• _Problem description_: State only how many lines contain the string "временной".

• _Materials provided_:

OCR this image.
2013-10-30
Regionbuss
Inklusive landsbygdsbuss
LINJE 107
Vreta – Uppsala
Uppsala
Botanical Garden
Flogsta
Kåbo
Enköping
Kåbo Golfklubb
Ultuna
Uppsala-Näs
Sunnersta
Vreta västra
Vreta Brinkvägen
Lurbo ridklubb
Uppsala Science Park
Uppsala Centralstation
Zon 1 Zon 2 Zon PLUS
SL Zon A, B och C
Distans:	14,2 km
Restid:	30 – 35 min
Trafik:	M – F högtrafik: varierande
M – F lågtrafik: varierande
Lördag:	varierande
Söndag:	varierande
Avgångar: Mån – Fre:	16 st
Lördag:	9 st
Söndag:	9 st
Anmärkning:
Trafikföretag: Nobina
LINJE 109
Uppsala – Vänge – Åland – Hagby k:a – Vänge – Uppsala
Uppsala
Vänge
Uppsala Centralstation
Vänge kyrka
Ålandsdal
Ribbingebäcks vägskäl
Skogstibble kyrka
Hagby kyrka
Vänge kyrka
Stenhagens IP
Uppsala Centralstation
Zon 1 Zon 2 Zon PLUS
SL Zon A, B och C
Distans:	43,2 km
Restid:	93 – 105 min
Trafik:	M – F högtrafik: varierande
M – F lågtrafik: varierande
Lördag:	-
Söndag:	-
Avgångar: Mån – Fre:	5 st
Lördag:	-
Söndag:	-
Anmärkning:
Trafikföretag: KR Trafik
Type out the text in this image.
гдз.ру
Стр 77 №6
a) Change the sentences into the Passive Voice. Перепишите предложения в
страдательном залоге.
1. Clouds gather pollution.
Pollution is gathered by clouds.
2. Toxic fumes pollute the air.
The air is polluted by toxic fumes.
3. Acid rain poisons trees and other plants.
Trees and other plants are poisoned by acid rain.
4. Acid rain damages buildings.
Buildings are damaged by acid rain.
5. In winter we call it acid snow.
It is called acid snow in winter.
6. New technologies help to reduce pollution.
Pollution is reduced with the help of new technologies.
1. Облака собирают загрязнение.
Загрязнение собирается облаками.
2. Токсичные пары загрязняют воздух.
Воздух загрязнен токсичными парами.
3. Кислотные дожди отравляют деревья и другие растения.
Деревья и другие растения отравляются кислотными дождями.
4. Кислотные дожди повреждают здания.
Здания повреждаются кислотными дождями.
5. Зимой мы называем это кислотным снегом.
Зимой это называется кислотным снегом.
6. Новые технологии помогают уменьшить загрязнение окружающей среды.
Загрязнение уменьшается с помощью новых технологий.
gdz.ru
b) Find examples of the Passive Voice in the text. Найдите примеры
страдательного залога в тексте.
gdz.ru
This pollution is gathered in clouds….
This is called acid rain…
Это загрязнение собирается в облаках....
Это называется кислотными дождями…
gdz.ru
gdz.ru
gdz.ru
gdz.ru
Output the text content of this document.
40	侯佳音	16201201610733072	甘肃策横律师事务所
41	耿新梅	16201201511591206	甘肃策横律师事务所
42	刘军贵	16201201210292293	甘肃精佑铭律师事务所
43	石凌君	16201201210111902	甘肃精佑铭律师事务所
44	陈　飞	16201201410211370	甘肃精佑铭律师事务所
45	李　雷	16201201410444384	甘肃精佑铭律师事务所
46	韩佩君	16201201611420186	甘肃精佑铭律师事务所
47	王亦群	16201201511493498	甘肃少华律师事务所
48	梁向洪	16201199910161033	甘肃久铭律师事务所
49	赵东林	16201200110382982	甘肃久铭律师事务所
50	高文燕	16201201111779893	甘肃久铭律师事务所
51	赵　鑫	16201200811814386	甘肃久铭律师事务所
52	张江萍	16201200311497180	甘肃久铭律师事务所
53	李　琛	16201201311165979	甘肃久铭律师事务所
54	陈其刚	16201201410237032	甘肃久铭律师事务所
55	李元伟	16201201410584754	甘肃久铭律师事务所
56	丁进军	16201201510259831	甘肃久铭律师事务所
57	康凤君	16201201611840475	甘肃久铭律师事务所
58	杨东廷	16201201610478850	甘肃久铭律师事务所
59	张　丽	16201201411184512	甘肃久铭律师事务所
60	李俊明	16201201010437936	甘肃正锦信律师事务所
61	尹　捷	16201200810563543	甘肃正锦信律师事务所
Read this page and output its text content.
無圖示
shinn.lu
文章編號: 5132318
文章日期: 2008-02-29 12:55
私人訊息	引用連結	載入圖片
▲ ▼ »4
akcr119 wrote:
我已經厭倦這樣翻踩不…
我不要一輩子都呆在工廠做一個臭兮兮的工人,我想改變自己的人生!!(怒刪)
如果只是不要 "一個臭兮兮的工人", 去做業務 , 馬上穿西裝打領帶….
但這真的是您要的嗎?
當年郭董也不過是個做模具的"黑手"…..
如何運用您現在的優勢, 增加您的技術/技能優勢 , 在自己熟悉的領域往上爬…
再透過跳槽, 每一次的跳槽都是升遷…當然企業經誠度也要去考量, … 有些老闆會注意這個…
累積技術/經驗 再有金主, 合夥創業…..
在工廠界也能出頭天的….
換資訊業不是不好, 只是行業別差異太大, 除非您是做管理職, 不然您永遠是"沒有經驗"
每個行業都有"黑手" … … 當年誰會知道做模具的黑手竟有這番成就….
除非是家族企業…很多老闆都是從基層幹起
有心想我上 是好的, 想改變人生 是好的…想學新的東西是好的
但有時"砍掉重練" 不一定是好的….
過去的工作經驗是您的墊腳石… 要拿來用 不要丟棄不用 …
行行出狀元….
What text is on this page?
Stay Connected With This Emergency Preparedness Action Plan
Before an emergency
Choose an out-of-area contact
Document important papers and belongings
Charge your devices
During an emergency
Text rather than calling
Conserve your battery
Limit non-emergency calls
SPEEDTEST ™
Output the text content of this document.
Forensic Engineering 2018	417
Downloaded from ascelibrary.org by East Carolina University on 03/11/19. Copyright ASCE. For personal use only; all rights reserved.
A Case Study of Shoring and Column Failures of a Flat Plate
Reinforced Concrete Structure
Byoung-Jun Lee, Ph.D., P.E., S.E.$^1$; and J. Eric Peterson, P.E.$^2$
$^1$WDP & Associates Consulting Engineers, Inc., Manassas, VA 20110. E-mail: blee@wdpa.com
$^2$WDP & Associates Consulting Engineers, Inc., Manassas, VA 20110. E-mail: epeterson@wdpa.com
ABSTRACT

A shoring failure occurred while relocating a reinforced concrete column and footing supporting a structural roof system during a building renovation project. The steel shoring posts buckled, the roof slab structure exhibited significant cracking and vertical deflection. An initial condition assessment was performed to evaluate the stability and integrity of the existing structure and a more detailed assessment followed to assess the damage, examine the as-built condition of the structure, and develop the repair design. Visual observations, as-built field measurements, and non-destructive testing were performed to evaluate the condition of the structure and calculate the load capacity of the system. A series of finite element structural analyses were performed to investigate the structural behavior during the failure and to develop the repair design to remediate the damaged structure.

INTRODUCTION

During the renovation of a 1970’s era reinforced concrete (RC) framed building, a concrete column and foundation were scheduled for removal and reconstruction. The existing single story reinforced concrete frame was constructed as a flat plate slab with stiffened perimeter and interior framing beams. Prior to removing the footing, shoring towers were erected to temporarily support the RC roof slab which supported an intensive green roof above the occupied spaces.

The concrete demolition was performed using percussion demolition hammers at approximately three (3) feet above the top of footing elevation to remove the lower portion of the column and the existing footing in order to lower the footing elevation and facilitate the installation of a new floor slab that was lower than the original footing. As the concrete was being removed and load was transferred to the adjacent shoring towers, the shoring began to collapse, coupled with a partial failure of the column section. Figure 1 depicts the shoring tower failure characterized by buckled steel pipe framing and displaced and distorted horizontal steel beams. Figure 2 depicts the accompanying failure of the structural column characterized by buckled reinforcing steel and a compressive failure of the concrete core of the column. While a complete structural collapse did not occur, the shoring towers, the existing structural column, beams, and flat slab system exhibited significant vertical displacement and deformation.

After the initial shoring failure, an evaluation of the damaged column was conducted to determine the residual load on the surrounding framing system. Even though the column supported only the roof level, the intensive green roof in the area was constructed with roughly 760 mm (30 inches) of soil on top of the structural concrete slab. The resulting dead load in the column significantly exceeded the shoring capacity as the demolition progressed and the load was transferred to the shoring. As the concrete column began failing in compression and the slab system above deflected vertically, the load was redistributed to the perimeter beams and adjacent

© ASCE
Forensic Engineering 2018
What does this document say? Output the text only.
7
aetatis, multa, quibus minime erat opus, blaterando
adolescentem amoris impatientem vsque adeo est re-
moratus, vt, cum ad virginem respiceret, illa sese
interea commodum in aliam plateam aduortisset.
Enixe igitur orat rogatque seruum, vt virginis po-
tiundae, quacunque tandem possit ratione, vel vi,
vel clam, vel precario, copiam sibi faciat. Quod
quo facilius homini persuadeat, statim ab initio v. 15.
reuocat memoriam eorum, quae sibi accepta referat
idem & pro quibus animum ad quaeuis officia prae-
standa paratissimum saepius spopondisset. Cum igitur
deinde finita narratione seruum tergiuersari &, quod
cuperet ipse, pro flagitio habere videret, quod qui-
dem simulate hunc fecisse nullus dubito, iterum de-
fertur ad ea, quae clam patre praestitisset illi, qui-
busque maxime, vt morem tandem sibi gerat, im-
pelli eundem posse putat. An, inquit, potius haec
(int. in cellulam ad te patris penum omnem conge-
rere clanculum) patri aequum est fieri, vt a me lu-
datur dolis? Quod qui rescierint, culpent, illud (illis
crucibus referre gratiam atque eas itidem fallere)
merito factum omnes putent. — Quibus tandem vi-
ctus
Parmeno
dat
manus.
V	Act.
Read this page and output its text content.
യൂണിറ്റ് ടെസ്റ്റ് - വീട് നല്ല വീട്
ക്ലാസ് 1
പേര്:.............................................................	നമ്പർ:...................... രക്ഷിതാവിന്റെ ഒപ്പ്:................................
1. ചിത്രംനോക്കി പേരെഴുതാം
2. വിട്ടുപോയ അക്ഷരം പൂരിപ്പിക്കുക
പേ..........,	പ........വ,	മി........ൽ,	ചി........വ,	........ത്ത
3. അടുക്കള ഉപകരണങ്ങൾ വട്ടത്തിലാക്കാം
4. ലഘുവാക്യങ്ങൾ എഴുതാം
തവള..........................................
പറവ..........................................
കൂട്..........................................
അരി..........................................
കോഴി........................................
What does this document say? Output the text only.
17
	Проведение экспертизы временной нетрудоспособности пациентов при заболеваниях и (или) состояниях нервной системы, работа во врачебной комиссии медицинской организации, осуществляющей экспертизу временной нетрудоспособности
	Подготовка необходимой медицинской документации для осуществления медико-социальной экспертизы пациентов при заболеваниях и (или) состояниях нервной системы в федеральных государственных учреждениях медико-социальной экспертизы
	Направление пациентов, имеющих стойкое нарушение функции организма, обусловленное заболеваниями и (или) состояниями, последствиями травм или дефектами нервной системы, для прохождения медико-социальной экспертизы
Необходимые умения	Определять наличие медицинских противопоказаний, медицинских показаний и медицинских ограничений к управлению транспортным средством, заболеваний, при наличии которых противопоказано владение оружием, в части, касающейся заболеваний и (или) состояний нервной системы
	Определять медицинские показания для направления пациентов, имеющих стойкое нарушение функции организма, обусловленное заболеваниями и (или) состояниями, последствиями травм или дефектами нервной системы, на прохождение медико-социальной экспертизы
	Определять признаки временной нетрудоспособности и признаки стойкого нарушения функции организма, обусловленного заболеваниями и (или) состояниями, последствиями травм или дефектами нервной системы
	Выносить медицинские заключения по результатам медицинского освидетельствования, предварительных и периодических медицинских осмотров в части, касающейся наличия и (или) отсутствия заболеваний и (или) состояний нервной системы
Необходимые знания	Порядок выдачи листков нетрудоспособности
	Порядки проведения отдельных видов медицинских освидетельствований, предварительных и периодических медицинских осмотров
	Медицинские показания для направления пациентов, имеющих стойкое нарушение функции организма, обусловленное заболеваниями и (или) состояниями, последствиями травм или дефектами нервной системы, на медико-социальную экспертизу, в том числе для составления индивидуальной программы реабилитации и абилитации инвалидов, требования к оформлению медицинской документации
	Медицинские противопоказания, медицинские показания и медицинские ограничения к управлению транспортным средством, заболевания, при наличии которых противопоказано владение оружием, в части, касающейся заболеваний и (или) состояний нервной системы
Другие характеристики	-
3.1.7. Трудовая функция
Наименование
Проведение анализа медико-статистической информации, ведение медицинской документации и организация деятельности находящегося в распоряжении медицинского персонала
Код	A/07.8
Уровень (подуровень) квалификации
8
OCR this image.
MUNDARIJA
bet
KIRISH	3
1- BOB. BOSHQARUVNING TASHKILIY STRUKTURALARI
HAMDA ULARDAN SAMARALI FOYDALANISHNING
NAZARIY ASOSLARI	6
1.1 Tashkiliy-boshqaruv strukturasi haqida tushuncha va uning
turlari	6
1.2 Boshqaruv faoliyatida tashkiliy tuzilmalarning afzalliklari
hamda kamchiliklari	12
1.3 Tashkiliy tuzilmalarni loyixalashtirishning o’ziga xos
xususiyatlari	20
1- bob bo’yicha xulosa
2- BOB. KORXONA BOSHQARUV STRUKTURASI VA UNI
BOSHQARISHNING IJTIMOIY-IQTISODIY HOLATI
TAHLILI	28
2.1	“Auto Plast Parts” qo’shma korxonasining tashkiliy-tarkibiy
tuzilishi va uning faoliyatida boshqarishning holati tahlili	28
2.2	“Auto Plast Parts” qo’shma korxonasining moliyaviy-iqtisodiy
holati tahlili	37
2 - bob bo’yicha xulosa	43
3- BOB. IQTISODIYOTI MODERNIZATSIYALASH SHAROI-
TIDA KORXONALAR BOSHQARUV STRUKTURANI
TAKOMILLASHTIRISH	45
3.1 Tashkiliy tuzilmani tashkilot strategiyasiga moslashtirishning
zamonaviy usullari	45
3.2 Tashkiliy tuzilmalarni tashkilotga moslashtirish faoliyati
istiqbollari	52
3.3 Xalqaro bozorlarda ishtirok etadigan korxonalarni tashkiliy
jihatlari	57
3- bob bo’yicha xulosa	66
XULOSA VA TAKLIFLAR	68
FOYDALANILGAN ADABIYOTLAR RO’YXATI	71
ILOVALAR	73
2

• _Solved problem_: 2